YOUR OBJECTIVE. Copy out each line of the material in which the word "icon" appears.

RECORDS FOR PROCESSING.
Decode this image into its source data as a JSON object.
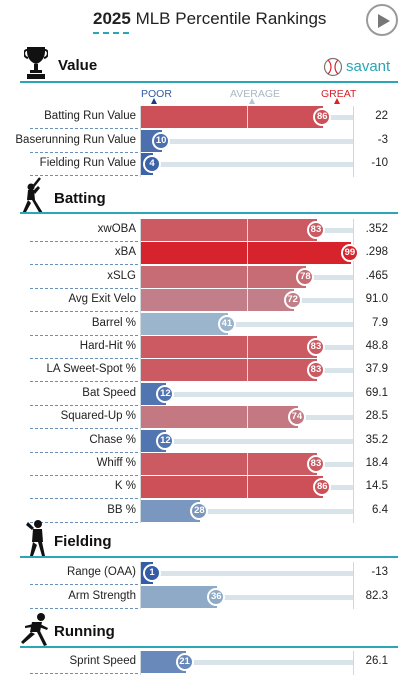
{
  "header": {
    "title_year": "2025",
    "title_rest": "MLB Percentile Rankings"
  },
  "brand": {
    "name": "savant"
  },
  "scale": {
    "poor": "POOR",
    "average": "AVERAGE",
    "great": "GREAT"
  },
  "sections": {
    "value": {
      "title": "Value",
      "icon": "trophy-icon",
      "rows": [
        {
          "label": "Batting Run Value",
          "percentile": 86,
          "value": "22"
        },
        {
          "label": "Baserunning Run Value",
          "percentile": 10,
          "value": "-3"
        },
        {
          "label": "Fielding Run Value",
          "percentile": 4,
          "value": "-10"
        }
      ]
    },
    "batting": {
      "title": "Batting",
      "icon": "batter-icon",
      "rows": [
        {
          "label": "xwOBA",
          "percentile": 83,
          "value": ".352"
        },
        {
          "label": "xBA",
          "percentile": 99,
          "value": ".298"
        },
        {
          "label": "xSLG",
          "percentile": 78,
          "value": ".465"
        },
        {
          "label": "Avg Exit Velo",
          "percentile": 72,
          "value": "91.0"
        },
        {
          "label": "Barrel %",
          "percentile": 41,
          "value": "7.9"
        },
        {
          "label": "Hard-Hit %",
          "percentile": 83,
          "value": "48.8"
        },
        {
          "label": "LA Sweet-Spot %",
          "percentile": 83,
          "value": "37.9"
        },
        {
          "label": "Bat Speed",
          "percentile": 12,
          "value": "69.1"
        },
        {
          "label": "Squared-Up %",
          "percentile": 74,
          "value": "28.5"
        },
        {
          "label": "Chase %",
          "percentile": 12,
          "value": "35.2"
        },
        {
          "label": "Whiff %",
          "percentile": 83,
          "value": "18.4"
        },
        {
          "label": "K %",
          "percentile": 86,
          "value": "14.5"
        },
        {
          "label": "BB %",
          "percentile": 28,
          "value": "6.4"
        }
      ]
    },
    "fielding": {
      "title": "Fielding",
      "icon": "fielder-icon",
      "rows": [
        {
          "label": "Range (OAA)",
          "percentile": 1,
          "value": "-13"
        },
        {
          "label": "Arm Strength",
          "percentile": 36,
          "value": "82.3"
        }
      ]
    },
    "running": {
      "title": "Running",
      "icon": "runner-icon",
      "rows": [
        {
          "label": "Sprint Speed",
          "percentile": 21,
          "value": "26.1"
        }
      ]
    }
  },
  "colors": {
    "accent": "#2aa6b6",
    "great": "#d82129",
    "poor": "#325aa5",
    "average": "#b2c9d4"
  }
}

* * *

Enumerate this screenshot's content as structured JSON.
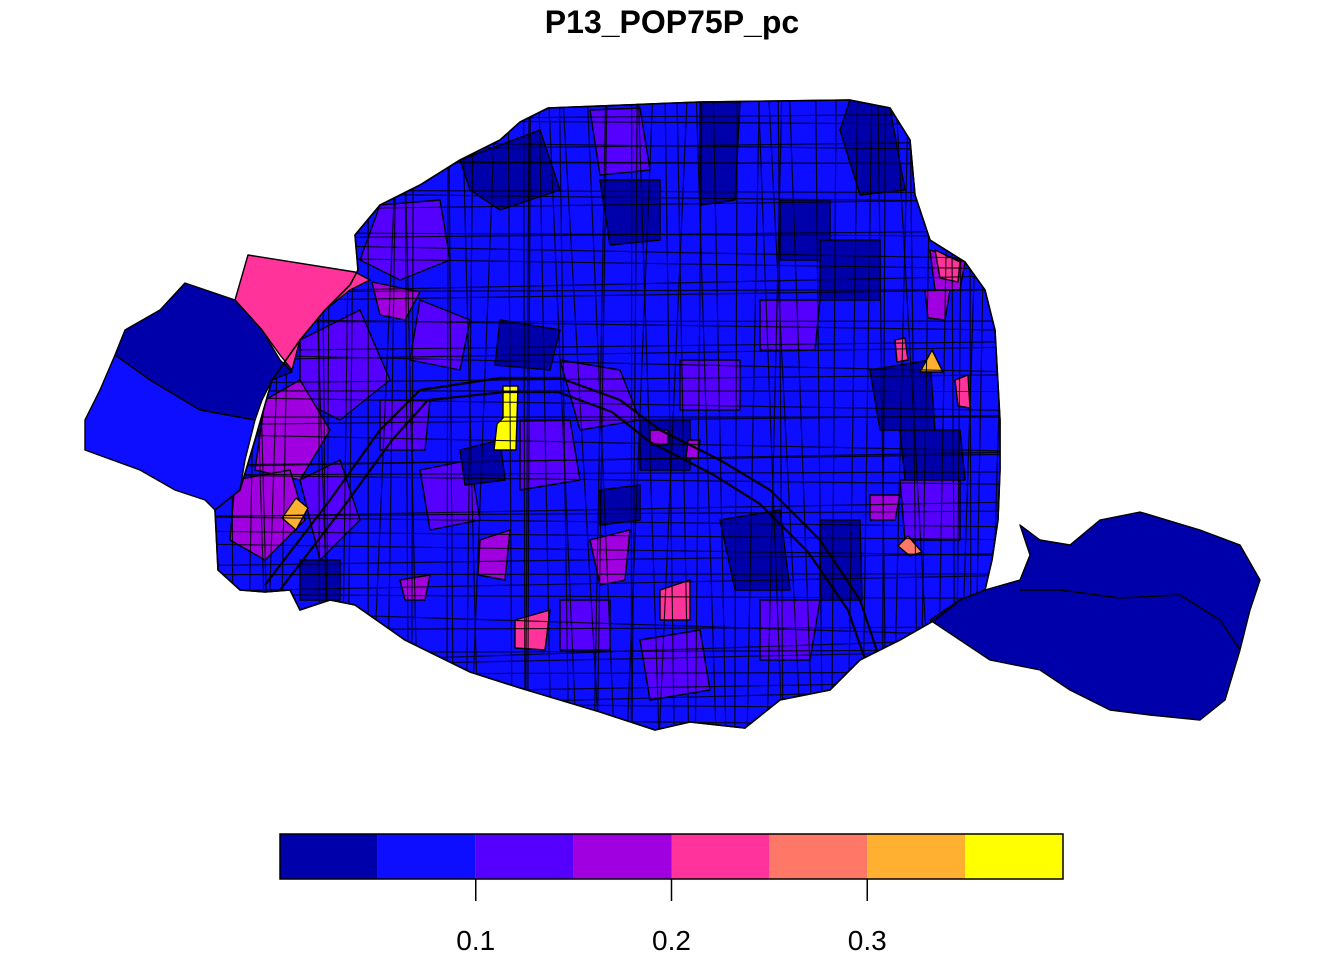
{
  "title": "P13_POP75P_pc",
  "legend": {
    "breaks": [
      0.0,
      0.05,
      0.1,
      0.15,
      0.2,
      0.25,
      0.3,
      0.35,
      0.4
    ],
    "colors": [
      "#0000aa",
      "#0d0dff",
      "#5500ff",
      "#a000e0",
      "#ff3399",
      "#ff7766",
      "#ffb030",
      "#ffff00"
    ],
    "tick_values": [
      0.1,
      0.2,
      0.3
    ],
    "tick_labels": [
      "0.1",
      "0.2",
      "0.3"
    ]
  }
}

WRITTEN RESPONSE.
      "icon": "trophy-icon",
      "icon": "batter-icon",
      "icon": "fielder-icon",
      "icon": "runner-icon",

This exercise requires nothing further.